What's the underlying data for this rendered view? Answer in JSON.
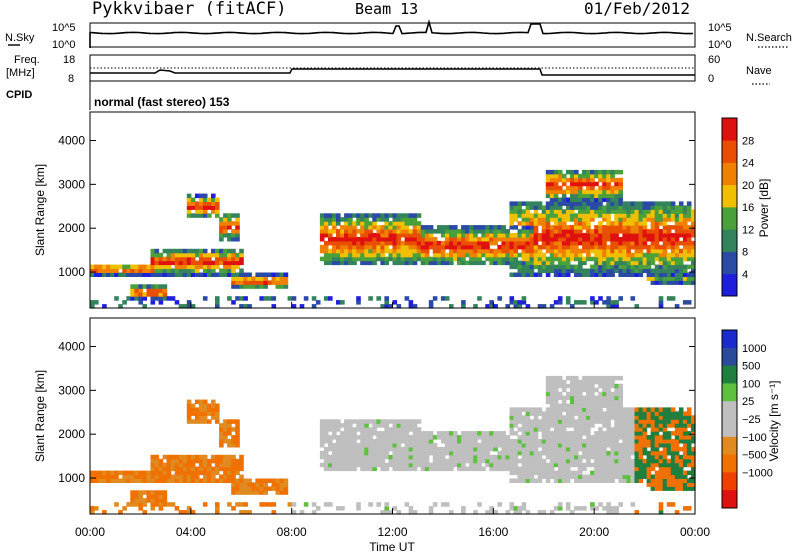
{
  "header": {
    "station": "Pykkvibaer (fitACF)",
    "beam": "Beam 13",
    "date": "01/Feb/2012"
  },
  "top_strip": {
    "left_label": "N.Sky",
    "right_label": "N.Search",
    "left_ticks": [
      "10^5",
      "10^0"
    ],
    "right_ticks": [
      "10^5",
      "10^0"
    ]
  },
  "freq_strip": {
    "left_label_1": "Freq.",
    "left_label_2": "[MHz]",
    "cpid_label": "CPID",
    "right_label": "Nave",
    "left_ticks": [
      "18",
      "8"
    ],
    "right_ticks": [
      "60",
      "0"
    ],
    "cpid_text": "normal (fast stereo) 153"
  },
  "colors": {
    "power_scale": [
      "#1e1edc",
      "#2a4aa6",
      "#33835c",
      "#4aa03a",
      "#f0c000",
      "#f08000",
      "#e85000",
      "#e01010"
    ],
    "velocity_scale": [
      "#1a2acc",
      "#2a4a9c",
      "#1f7f3f",
      "#5fc040",
      "#bfbfbf",
      "#bfbfbf",
      "#e08a20",
      "#f07000",
      "#f04000",
      "#e01010"
    ]
  },
  "chart_data": [
    {
      "type": "heatmap",
      "title": "",
      "ylabel": "Slant Range [km]",
      "xlabel": "",
      "ylim": [
        180,
        4650
      ],
      "xlim": [
        0,
        24
      ],
      "yticks": [
        "1000",
        "2000",
        "3000",
        "4000"
      ],
      "colorbar": {
        "label": "Power [dB]",
        "ticks": [
          "4",
          "8",
          "12",
          "16",
          "20",
          "24",
          "28"
        ],
        "range": [
          0,
          32
        ]
      }
    },
    {
      "type": "heatmap",
      "title": "",
      "ylabel": "Slant Range [km]",
      "xlabel": "Time UT",
      "ylim": [
        180,
        4650
      ],
      "xlim": [
        0,
        24
      ],
      "yticks": [
        "1000",
        "2000",
        "3000",
        "4000"
      ],
      "xticks": [
        "00:00",
        "04:00",
        "08:00",
        "12:00",
        "16:00",
        "20:00",
        "00:00"
      ],
      "colorbar": {
        "label": "Velocity [m s⁻¹]",
        "ticks": [
          "1000",
          "500",
          "100",
          "25",
          "−25",
          "−100",
          "−500",
          "−1000"
        ]
      }
    }
  ]
}
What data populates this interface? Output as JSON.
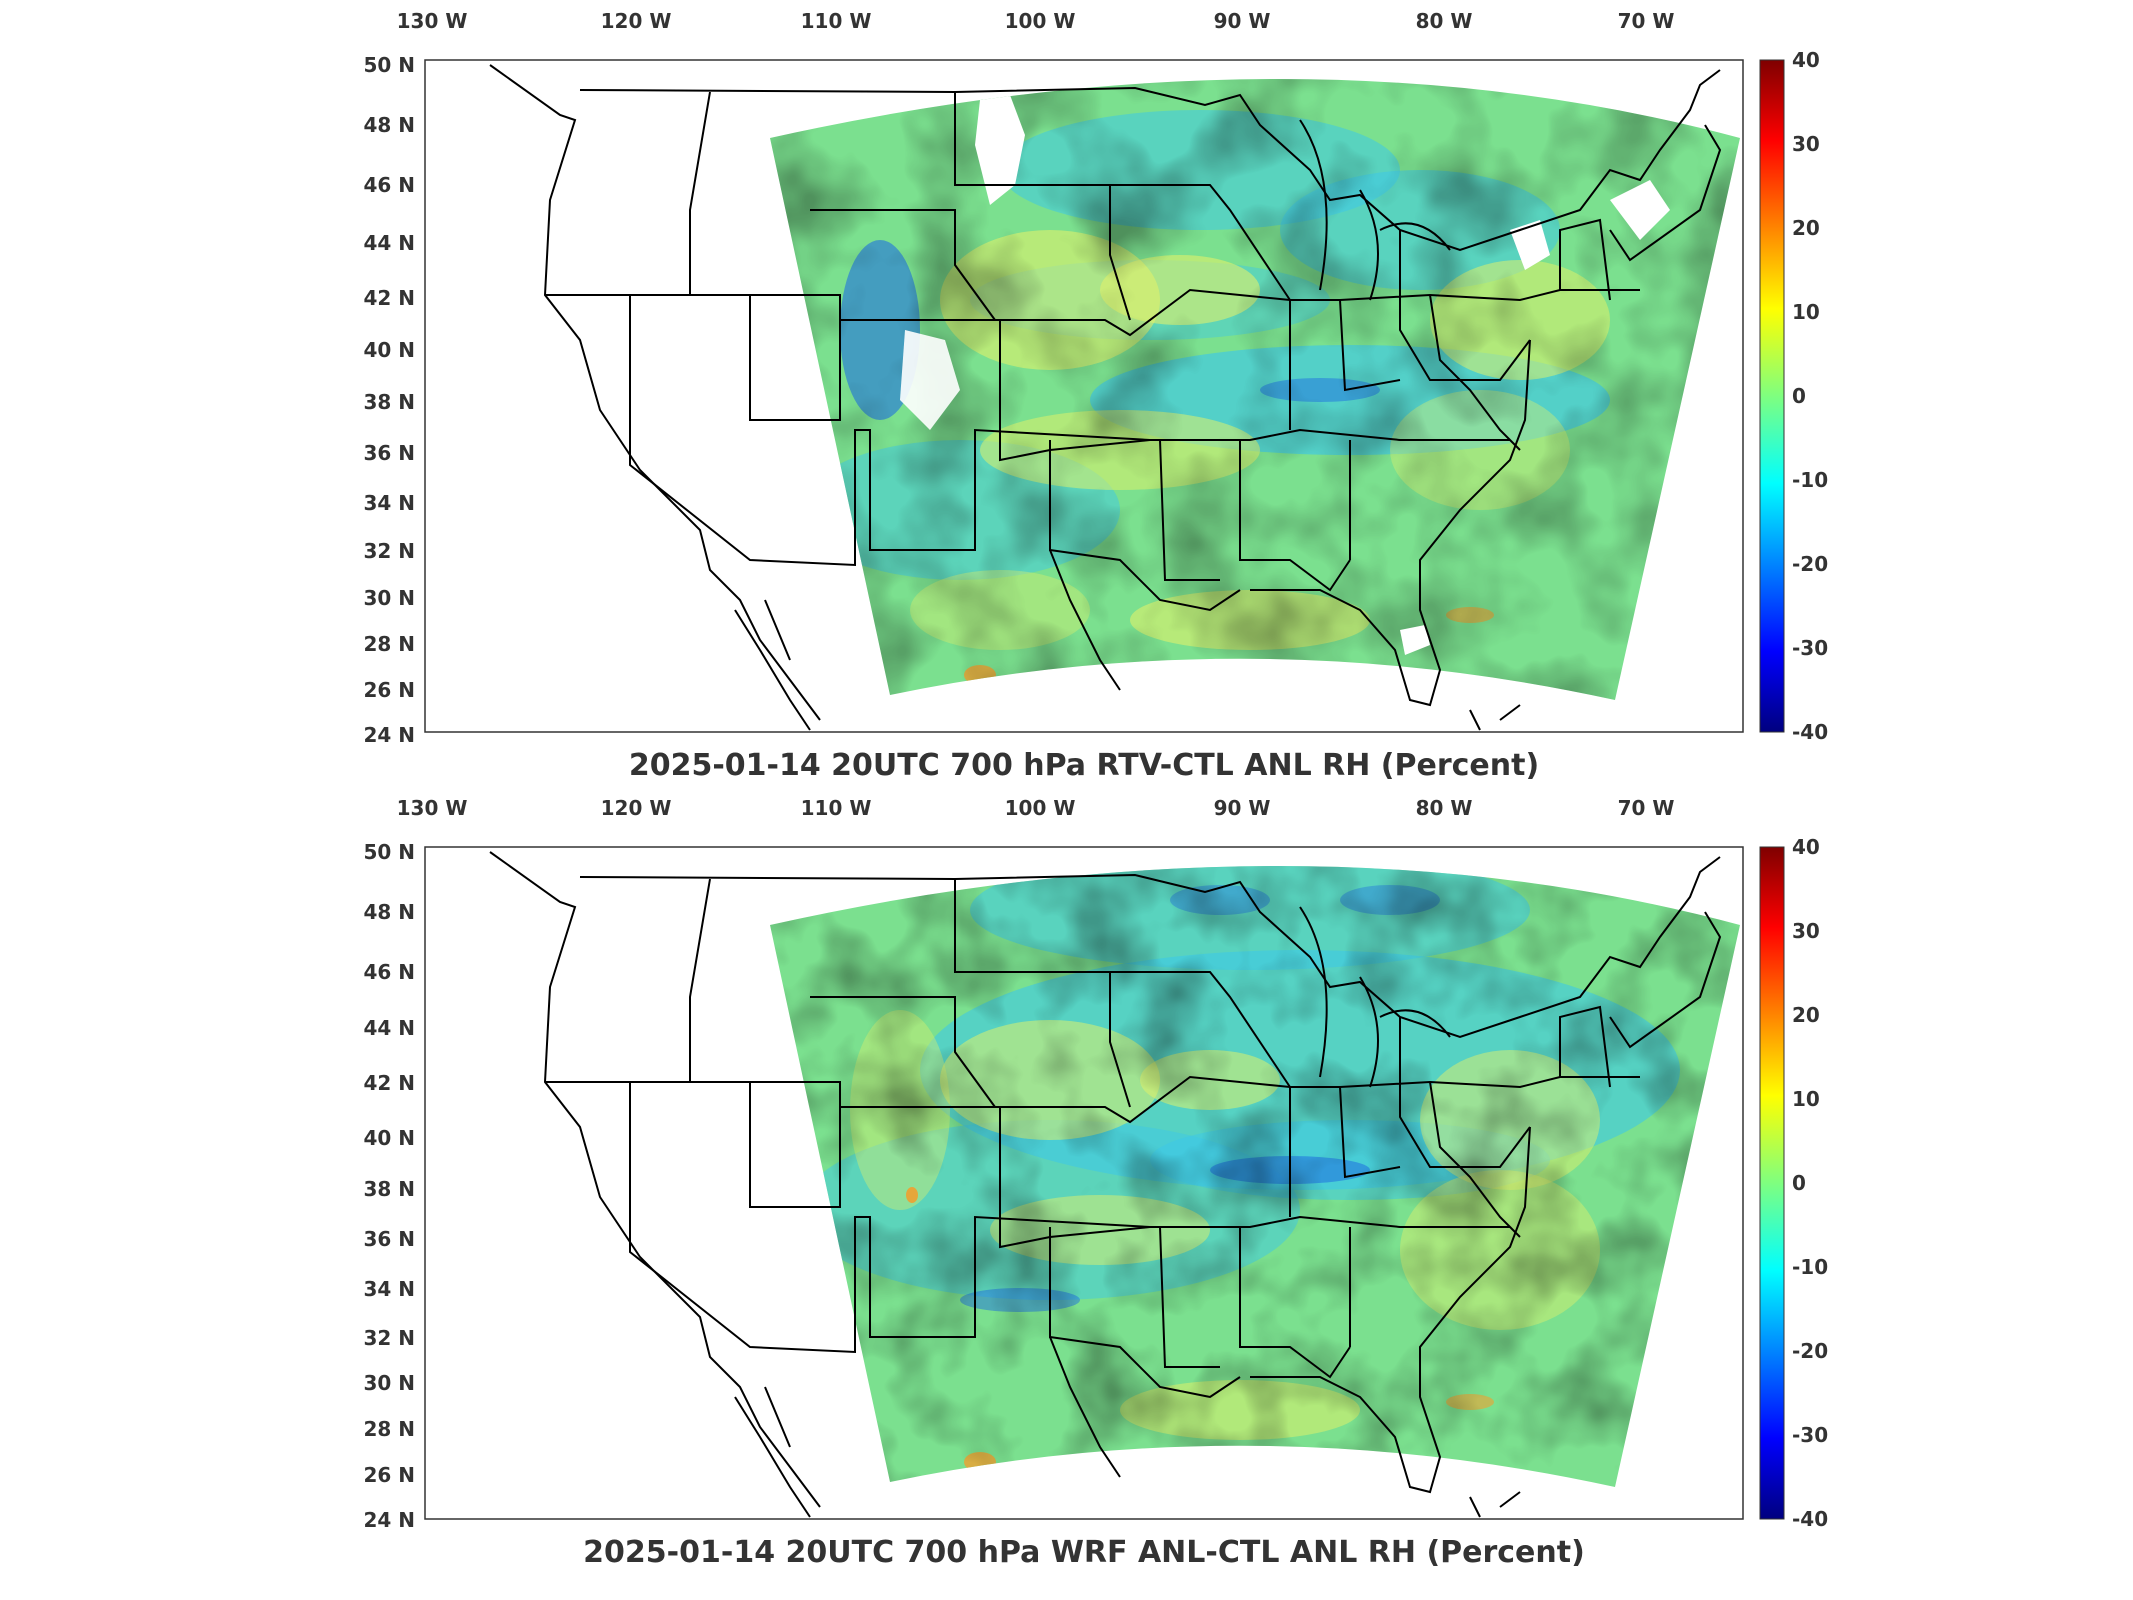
{
  "colors": {
    "field_base": "#7be08f",
    "field_cool": "#3ec8e6",
    "field_warm": "#dff06a",
    "field_dry": "#1f6fe0",
    "field_wet": "#f0a030",
    "border": "#000000",
    "axis": "#333333"
  },
  "colorbar": {
    "min": -40,
    "max": 40,
    "ticks": [
      "40",
      "30",
      "20",
      "10",
      "0",
      "-10",
      "-20",
      "-30",
      "-40"
    ],
    "colormap": "jet"
  },
  "axes": {
    "longitude_ticks": [
      "130 W",
      "120 W",
      "110 W",
      "100 W",
      "90 W",
      "80 W",
      "70 W"
    ],
    "latitude_ticks": [
      "50 N",
      "48 N",
      "46 N",
      "44 N",
      "42 N",
      "40 N",
      "38 N",
      "36 N",
      "34 N",
      "32 N",
      "30 N",
      "28 N",
      "26 N",
      "24 N"
    ],
    "lon_range": [
      -130,
      -63
    ],
    "lat_range": [
      24,
      50
    ]
  },
  "maps": [
    {
      "id": "rtv",
      "title": "2025-01-14 20UTC 700 hPa RTV-CTL ANL RH (Percent)",
      "variable": "RH difference",
      "units": "Percent",
      "level": "700 hPa"
    },
    {
      "id": "wrf",
      "title": "2025-01-14 20UTC 700 hPa WRF ANL-CTL ANL RH (Percent)",
      "variable": "RH difference",
      "units": "Percent",
      "level": "700 hPa"
    }
  ]
}
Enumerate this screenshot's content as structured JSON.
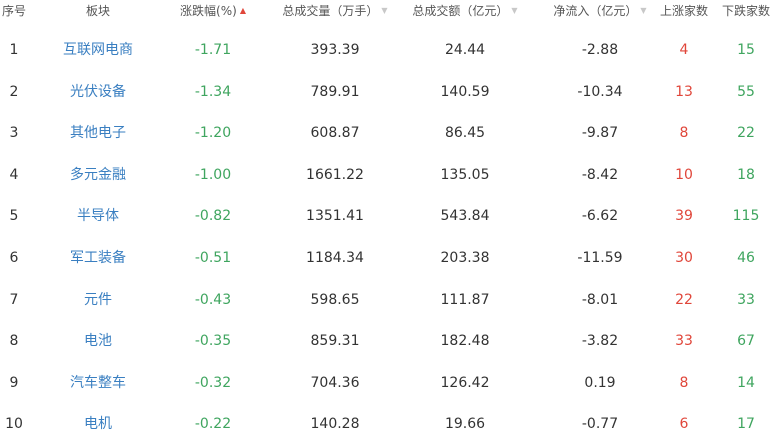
{
  "colors": {
    "up": "#e0463a",
    "down": "#3fa55f",
    "link": "#3a7fc1",
    "sort_active": "#e0463a",
    "sort_inactive": "#c8c8c8"
  },
  "headers": {
    "index": "序号",
    "sector": "板块",
    "change": "涨跌幅(%)",
    "volume": "总成交量（万手）",
    "amount": "总成交额（亿元）",
    "inflow": "净流入（亿元）",
    "up_count": "上涨家数",
    "down_count": "下跌家数"
  },
  "sort_icons": {
    "change": "▲",
    "volume": "▼",
    "amount": "▼",
    "inflow": "▼"
  },
  "rows": [
    {
      "index": "1",
      "sector": "互联网电商",
      "change": "-1.71",
      "volume": "393.39",
      "amount": "24.44",
      "inflow": "-2.88",
      "up": "4",
      "down": "15"
    },
    {
      "index": "2",
      "sector": "光伏设备",
      "change": "-1.34",
      "volume": "789.91",
      "amount": "140.59",
      "inflow": "-10.34",
      "up": "13",
      "down": "55"
    },
    {
      "index": "3",
      "sector": "其他电子",
      "change": "-1.20",
      "volume": "608.87",
      "amount": "86.45",
      "inflow": "-9.87",
      "up": "8",
      "down": "22"
    },
    {
      "index": "4",
      "sector": "多元金融",
      "change": "-1.00",
      "volume": "1661.22",
      "amount": "135.05",
      "inflow": "-8.42",
      "up": "10",
      "down": "18"
    },
    {
      "index": "5",
      "sector": "半导体",
      "change": "-0.82",
      "volume": "1351.41",
      "amount": "543.84",
      "inflow": "-6.62",
      "up": "39",
      "down": "115"
    },
    {
      "index": "6",
      "sector": "军工装备",
      "change": "-0.51",
      "volume": "1184.34",
      "amount": "203.38",
      "inflow": "-11.59",
      "up": "30",
      "down": "46"
    },
    {
      "index": "7",
      "sector": "元件",
      "change": "-0.43",
      "volume": "598.65",
      "amount": "111.87",
      "inflow": "-8.01",
      "up": "22",
      "down": "33"
    },
    {
      "index": "8",
      "sector": "电池",
      "change": "-0.35",
      "volume": "859.31",
      "amount": "182.48",
      "inflow": "-3.82",
      "up": "33",
      "down": "67"
    },
    {
      "index": "9",
      "sector": "汽车整车",
      "change": "-0.32",
      "volume": "704.36",
      "amount": "126.42",
      "inflow": "0.19",
      "up": "8",
      "down": "14"
    },
    {
      "index": "10",
      "sector": "电机",
      "change": "-0.22",
      "volume": "140.28",
      "amount": "19.66",
      "inflow": "-0.77",
      "up": "6",
      "down": "17"
    }
  ]
}
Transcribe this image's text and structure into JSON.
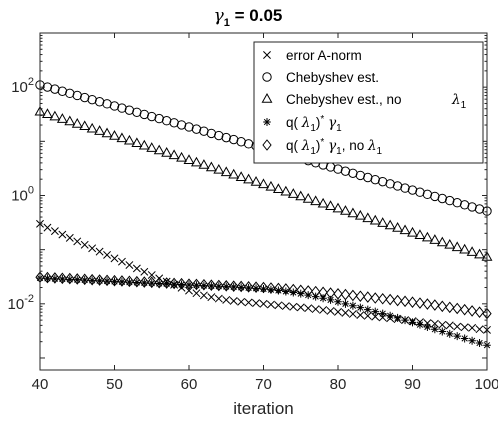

▸ WRITTEN PROBLEM
Return the listing above word for word, with the pictures removed.

▸ FINAL RESULT
What's the underlying data for this rendered view? Answer in JSON.
{
  "header": {
    "station": "Pykkvibaer (fitACF)",
    "beam": "Beam 13",
    "date": "01/Feb/2012"
  },
  "top_strip": {
    "left_label": "N.Sky",
    "right_label": "N.Search",
    "left_ticks": [
      "10^5",
      "10^0"
    ],
    "right_ticks": [
      "10^5",
      "10^0"
    ]
  },
  "freq_strip": {
    "left_label_1": "Freq.",
    "left_label_2": "[MHz]",
    "cpid_label": "CPID",
    "right_label": "Nave",
    "left_ticks": [
      "18",
      "8"
    ],
    "right_ticks": [
      "60",
      "0"
    ],
    "cpid_text": "normal (fast stereo) 153"
  },
  "colors": {
    "power_scale": [
      "#1e1edc",
      "#2a4aa6",
      "#33835c",
      "#4aa03a",
      "#f0c000",
      "#f08000",
      "#e85000",
      "#e01010"
    ],
    "velocity_scale": [
      "#1a2acc",
      "#2a4a9c",
      "#1f7f3f",
      "#5fc040",
      "#bfbfbf",
      "#bfbfbf",
      "#e08a20",
      "#f07000",
      "#f04000",
      "#e01010"
    ]
  },
  "chart_data": [
    {
      "type": "heatmap",
      "title": "",
      "ylabel": "Slant Range [km]",
      "xlabel": "",
      "ylim": [
        180,
        4650
      ],
      "xlim": [
        0,
        24
      ],
      "yticks": [
        "1000",
        "2000",
        "3000",
        "4000"
      ],
      "colorbar": {
        "label": "Power [dB]",
        "ticks": [
          "4",
          "8",
          "12",
          "16",
          "20",
          "24",
          "28"
        ],
        "range": [
          0,
          32
        ]
      }
    },
    {
      "type": "heatmap",
      "title": "",
      "ylabel": "Slant Range [km]",
      "xlabel": "Time UT",
      "ylim": [
        180,
        4650
      ],
      "xlim": [
        0,
        24
      ],
      "yticks": [
        "1000",
        "2000",
        "3000",
        "4000"
      ],
      "xticks": [
        "00:00",
        "04:00",
        "08:00",
        "12:00",
        "16:00",
        "20:00",
        "00:00"
      ],
      "colorbar": {
        "label": "Velocity [m s⁻¹]",
        "ticks": [
          "1000",
          "500",
          "100",
          "25",
          "−25",
          "−100",
          "−500",
          "−1000"
        ]
      }
    }
  ]
}
What data populates this interface? Output as JSON.
{
  "colors": {
    "field_base": "#7be08f",
    "field_cool": "#3ec8e6",
    "field_warm": "#dff06a",
    "field_dry": "#1f6fe0",
    "field_wet": "#f0a030",
    "border": "#000000",
    "axis": "#333333"
  },
  "colorbar": {
    "min": -40,
    "max": 40,
    "ticks": [
      "40",
      "30",
      "20",
      "10",
      "0",
      "-10",
      "-20",
      "-30",
      "-40"
    ],
    "colormap": "jet"
  },
  "axes": {
    "longitude_ticks": [
      "130 W",
      "120 W",
      "110 W",
      "100 W",
      "90 W",
      "80 W",
      "70 W"
    ],
    "latitude_ticks": [
      "50 N",
      "48 N",
      "46 N",
      "44 N",
      "42 N",
      "40 N",
      "38 N",
      "36 N",
      "34 N",
      "32 N",
      "30 N",
      "28 N",
      "26 N",
      "24 N"
    ],
    "lon_range": [
      -130,
      -63
    ],
    "lat_range": [
      24,
      50
    ]
  },
  "maps": [
    {
      "id": "rtv",
      "title": "2025-01-14 20UTC 700 hPa RTV-CTL ANL RH (Percent)",
      "variable": "RH difference",
      "units": "Percent",
      "level": "700 hPa"
    },
    {
      "id": "wrf",
      "title": "2025-01-14 20UTC 700 hPa WRF ANL-CTL ANL RH (Percent)",
      "variable": "RH difference",
      "units": "Percent",
      "level": "700 hPa"
    }
  ]
}
Enumerate this screenshot's content as structured JSON.
{
  "colors": {
    "up": "#e0463a",
    "down": "#3fa55f",
    "link": "#3a7fc1",
    "sort_active": "#e0463a",
    "sort_inactive": "#c8c8c8"
  },
  "headers": {
    "index": "序号",
    "sector": "板块",
    "change": "涨跌幅(%)",
    "volume": "总成交量（万手）",
    "amount": "总成交额（亿元）",
    "inflow": "净流入（亿元）",
    "up_count": "上涨家数",
    "down_count": "下跌家数"
  },
  "sort_icons": {
    "change": "▲",
    "volume": "▼",
    "amount": "▼",
    "inflow": "▼"
  },
  "rows": [
    {
      "index": "1",
      "sector": "互联网电商",
      "change": "-1.71",
      "volume": "393.39",
      "amount": "24.44",
      "inflow": "-2.88",
      "up": "4",
      "down": "15"
    },
    {
      "index": "2",
      "sector": "光伏设备",
      "change": "-1.34",
      "volume": "789.91",
      "amount": "140.59",
      "inflow": "-10.34",
      "up": "13",
      "down": "55"
    },
    {
      "index": "3",
      "sector": "其他电子",
      "change": "-1.20",
      "volume": "608.87",
      "amount": "86.45",
      "inflow": "-9.87",
      "up": "8",
      "down": "22"
    },
    {
      "index": "4",
      "sector": "多元金融",
      "change": "-1.00",
      "volume": "1661.22",
      "amount": "135.05",
      "inflow": "-8.42",
      "up": "10",
      "down": "18"
    },
    {
      "index": "5",
      "sector": "半导体",
      "change": "-0.82",
      "volume": "1351.41",
      "amount": "543.84",
      "inflow": "-6.62",
      "up": "39",
      "down": "115"
    },
    {
      "index": "6",
      "sector": "军工装备",
      "change": "-0.51",
      "volume": "1184.34",
      "amount": "203.38",
      "inflow": "-11.59",
      "up": "30",
      "down": "46"
    },
    {
      "index": "7",
      "sector": "元件",
      "change": "-0.43",
      "volume": "598.65",
      "amount": "111.87",
      "inflow": "-8.01",
      "up": "22",
      "down": "33"
    },
    {
      "index": "8",
      "sector": "电池",
      "change": "-0.35",
      "volume": "859.31",
      "amount": "182.48",
      "inflow": "-3.82",
      "up": "33",
      "down": "67"
    },
    {
      "index": "9",
      "sector": "汽车整车",
      "change": "-0.32",
      "volume": "704.36",
      "amount": "126.42",
      "inflow": "0.19",
      "up": "8",
      "down": "14"
    },
    {
      "index": "10",
      "sector": "电机",
      "change": "-0.22",
      "volume": "140.28",
      "amount": "19.66",
      "inflow": "-0.77",
      "up": "6",
      "down": "17"
    }
  ]
}
Transcribe this image's text and structure into JSON.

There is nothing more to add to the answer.